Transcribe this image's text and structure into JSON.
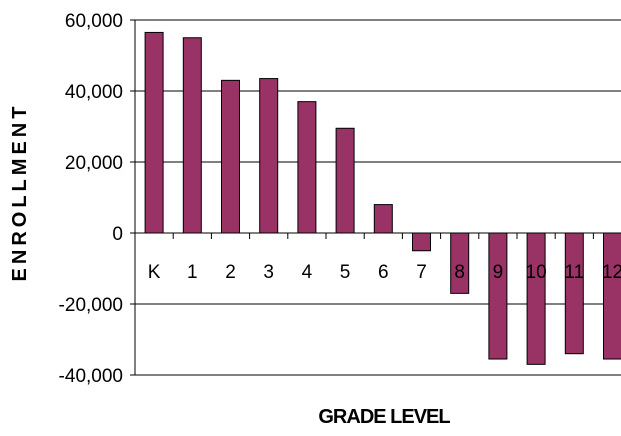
{
  "chart_data": {
    "type": "bar",
    "categories": [
      "K",
      "1",
      "2",
      "3",
      "4",
      "5",
      "6",
      "7",
      "8",
      "9",
      "10",
      "11",
      "12"
    ],
    "values": [
      56500,
      55000,
      43000,
      43500,
      37000,
      29500,
      8000,
      -5000,
      -17000,
      -35500,
      -37000,
      -34000,
      -35500
    ],
    "title": "",
    "xlabel": "GRADE LEVEL",
    "ylabel": "ENROLLMENT",
    "ylim": [
      -40000,
      60000
    ],
    "yticks": [
      60000,
      40000,
      20000,
      0,
      -20000,
      -40000
    ],
    "ytick_labels": [
      "60,000",
      "40,000",
      "20,000",
      "0",
      "-20,000",
      "-40,000"
    ],
    "grid": true,
    "legend": "none",
    "colors": {
      "bar_fill": "#993366",
      "bar_stroke": "#000000",
      "grid": "#000000"
    }
  }
}
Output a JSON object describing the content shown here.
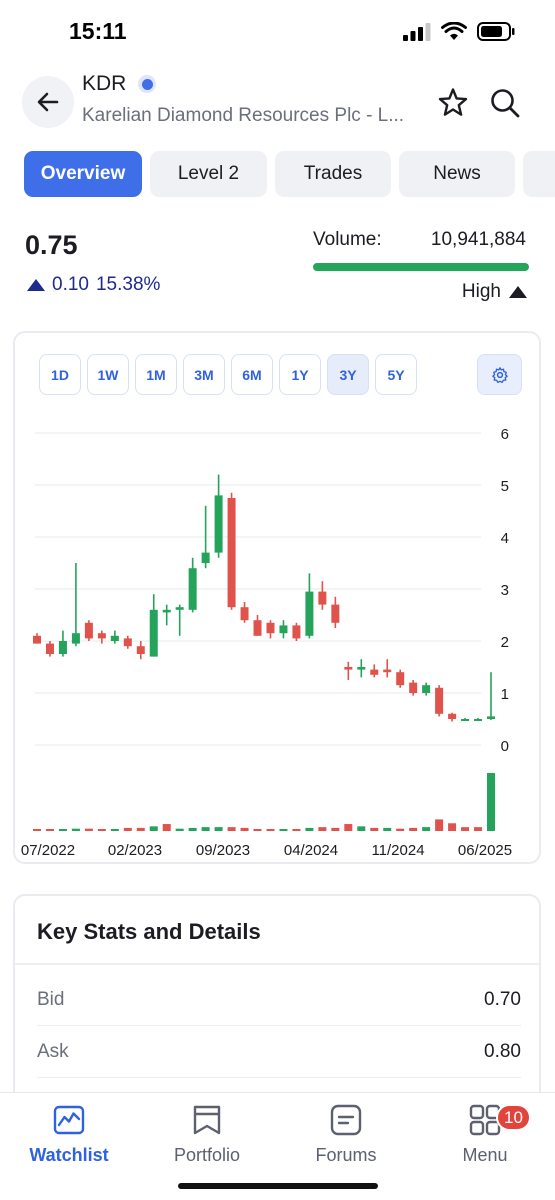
{
  "status_bar": {
    "time": "15:11"
  },
  "header": {
    "ticker": "KDR",
    "company": "Karelian Diamond Resources Plc - L...",
    "icons": [
      "back-arrow-icon",
      "star-icon",
      "search-icon"
    ]
  },
  "tabs": [
    {
      "label": "Overview",
      "active": true
    },
    {
      "label": "Level 2",
      "active": false
    },
    {
      "label": "Trades",
      "active": false
    },
    {
      "label": "News",
      "active": false
    },
    {
      "label": "",
      "active": false
    }
  ],
  "quote": {
    "price": "0.75",
    "change": "0.10",
    "change_pct": "15.38%",
    "volume_label": "Volume:",
    "volume_value": "10,941,884",
    "volume_level": "High",
    "up_color": "#1d2b8c",
    "volume_bar_color": "#25a55a"
  },
  "ranges": [
    {
      "label": "1D",
      "active": false
    },
    {
      "label": "1W",
      "active": false
    },
    {
      "label": "1M",
      "active": false
    },
    {
      "label": "3M",
      "active": false
    },
    {
      "label": "6M",
      "active": false
    },
    {
      "label": "1Y",
      "active": false
    },
    {
      "label": "3Y",
      "active": true
    },
    {
      "label": "5Y",
      "active": false
    }
  ],
  "chart_data": {
    "type": "candlestick",
    "y_ticks": [
      "6",
      "5",
      "4",
      "3",
      "2",
      "1",
      "0"
    ],
    "ylim": [
      0,
      6
    ],
    "x_ticks": [
      "07/2022",
      "02/2023",
      "09/2023",
      "04/2024",
      "11/2024",
      "06/2025"
    ],
    "grid": true,
    "up_color": "#24a35a",
    "down_color": "#e0534d",
    "candles": [
      {
        "o": 2.1,
        "h": 2.15,
        "l": 1.95,
        "c": 1.95
      },
      {
        "o": 1.95,
        "h": 2.0,
        "l": 1.7,
        "c": 1.75
      },
      {
        "o": 1.75,
        "h": 2.2,
        "l": 1.7,
        "c": 2.0
      },
      {
        "o": 1.95,
        "h": 3.5,
        "l": 1.9,
        "c": 2.15
      },
      {
        "o": 2.35,
        "h": 2.4,
        "l": 2.0,
        "c": 2.05
      },
      {
        "o": 2.15,
        "h": 2.2,
        "l": 1.95,
        "c": 2.05
      },
      {
        "o": 2.0,
        "h": 2.2,
        "l": 1.95,
        "c": 2.1
      },
      {
        "o": 2.05,
        "h": 2.1,
        "l": 1.85,
        "c": 1.9
      },
      {
        "o": 1.9,
        "h": 2.0,
        "l": 1.65,
        "c": 1.75
      },
      {
        "o": 1.7,
        "h": 2.9,
        "l": 1.7,
        "c": 2.6
      },
      {
        "o": 2.55,
        "h": 2.7,
        "l": 2.3,
        "c": 2.6
      },
      {
        "o": 2.6,
        "h": 2.7,
        "l": 2.1,
        "c": 2.65
      },
      {
        "o": 2.6,
        "h": 3.6,
        "l": 2.55,
        "c": 3.4
      },
      {
        "o": 3.5,
        "h": 4.6,
        "l": 3.4,
        "c": 3.7
      },
      {
        "o": 3.7,
        "h": 5.2,
        "l": 3.6,
        "c": 4.8
      },
      {
        "o": 4.75,
        "h": 4.85,
        "l": 2.6,
        "c": 2.65
      },
      {
        "o": 2.65,
        "h": 2.75,
        "l": 2.35,
        "c": 2.4
      },
      {
        "o": 2.4,
        "h": 2.5,
        "l": 2.1,
        "c": 2.1
      },
      {
        "o": 2.35,
        "h": 2.4,
        "l": 2.05,
        "c": 2.15
      },
      {
        "o": 2.15,
        "h": 2.4,
        "l": 2.05,
        "c": 2.3
      },
      {
        "o": 2.3,
        "h": 2.35,
        "l": 2.0,
        "c": 2.05
      },
      {
        "o": 2.1,
        "h": 3.3,
        "l": 2.05,
        "c": 2.95
      },
      {
        "o": 2.95,
        "h": 3.15,
        "l": 2.6,
        "c": 2.7
      },
      {
        "o": 2.7,
        "h": 2.85,
        "l": 2.25,
        "c": 2.35
      },
      {
        "o": 1.5,
        "h": 1.6,
        "l": 1.25,
        "c": 1.45
      },
      {
        "o": 1.45,
        "h": 1.65,
        "l": 1.3,
        "c": 1.5
      },
      {
        "o": 1.45,
        "h": 1.55,
        "l": 1.3,
        "c": 1.35
      },
      {
        "o": 1.45,
        "h": 1.65,
        "l": 1.3,
        "c": 1.4
      },
      {
        "o": 1.4,
        "h": 1.45,
        "l": 1.1,
        "c": 1.15
      },
      {
        "o": 1.2,
        "h": 1.25,
        "l": 0.95,
        "c": 1.0
      },
      {
        "o": 1.0,
        "h": 1.2,
        "l": 0.95,
        "c": 1.15
      },
      {
        "o": 1.1,
        "h": 1.15,
        "l": 0.55,
        "c": 0.6
      },
      {
        "o": 0.6,
        "h": 0.62,
        "l": 0.45,
        "c": 0.5
      },
      {
        "o": 0.5,
        "h": 0.52,
        "l": 0.47,
        "c": 0.5
      },
      {
        "o": 0.5,
        "h": 0.52,
        "l": 0.47,
        "c": 0.5
      },
      {
        "o": 0.5,
        "h": 1.4,
        "l": 0.48,
        "c": 0.55
      }
    ],
    "volumes": [
      {
        "v": 2,
        "up": false
      },
      {
        "v": 2,
        "up": false
      },
      {
        "v": 2,
        "up": true
      },
      {
        "v": 3,
        "up": true
      },
      {
        "v": 3,
        "up": false
      },
      {
        "v": 2,
        "up": false
      },
      {
        "v": 2,
        "up": true
      },
      {
        "v": 4,
        "up": false
      },
      {
        "v": 4,
        "up": false
      },
      {
        "v": 6,
        "up": true
      },
      {
        "v": 9,
        "up": false
      },
      {
        "v": 3,
        "up": true
      },
      {
        "v": 4,
        "up": true
      },
      {
        "v": 5,
        "up": true
      },
      {
        "v": 5,
        "up": true
      },
      {
        "v": 5,
        "up": false
      },
      {
        "v": 4,
        "up": false
      },
      {
        "v": 2,
        "up": false
      },
      {
        "v": 2,
        "up": false
      },
      {
        "v": 2,
        "up": true
      },
      {
        "v": 2,
        "up": false
      },
      {
        "v": 4,
        "up": true
      },
      {
        "v": 5,
        "up": false
      },
      {
        "v": 4,
        "up": false
      },
      {
        "v": 9,
        "up": false
      },
      {
        "v": 6,
        "up": true
      },
      {
        "v": 4,
        "up": false
      },
      {
        "v": 4,
        "up": true
      },
      {
        "v": 3,
        "up": false
      },
      {
        "v": 4,
        "up": false
      },
      {
        "v": 5,
        "up": true
      },
      {
        "v": 15,
        "up": false
      },
      {
        "v": 10,
        "up": false
      },
      {
        "v": 5,
        "up": false
      },
      {
        "v": 5,
        "up": false
      },
      {
        "v": 75,
        "up": true
      }
    ]
  },
  "stats": {
    "title": "Key Stats and Details",
    "rows": [
      {
        "label": "Bid",
        "value": "0.70"
      },
      {
        "label": "Ask",
        "value": "0.80"
      }
    ]
  },
  "bottom_nav": [
    {
      "label": "Watchlist",
      "icon": "chart-line-icon",
      "active": true,
      "badge": ""
    },
    {
      "label": "Portfolio",
      "icon": "bookmark-icon",
      "active": false,
      "badge": ""
    },
    {
      "label": "Forums",
      "icon": "forum-icon",
      "active": false,
      "badge": ""
    },
    {
      "label": "Menu",
      "icon": "menu-grid-icon",
      "active": false,
      "badge": "10"
    }
  ]
}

Required task –
Report only how many lines in the listing contain the string "JSON".

Final result –
2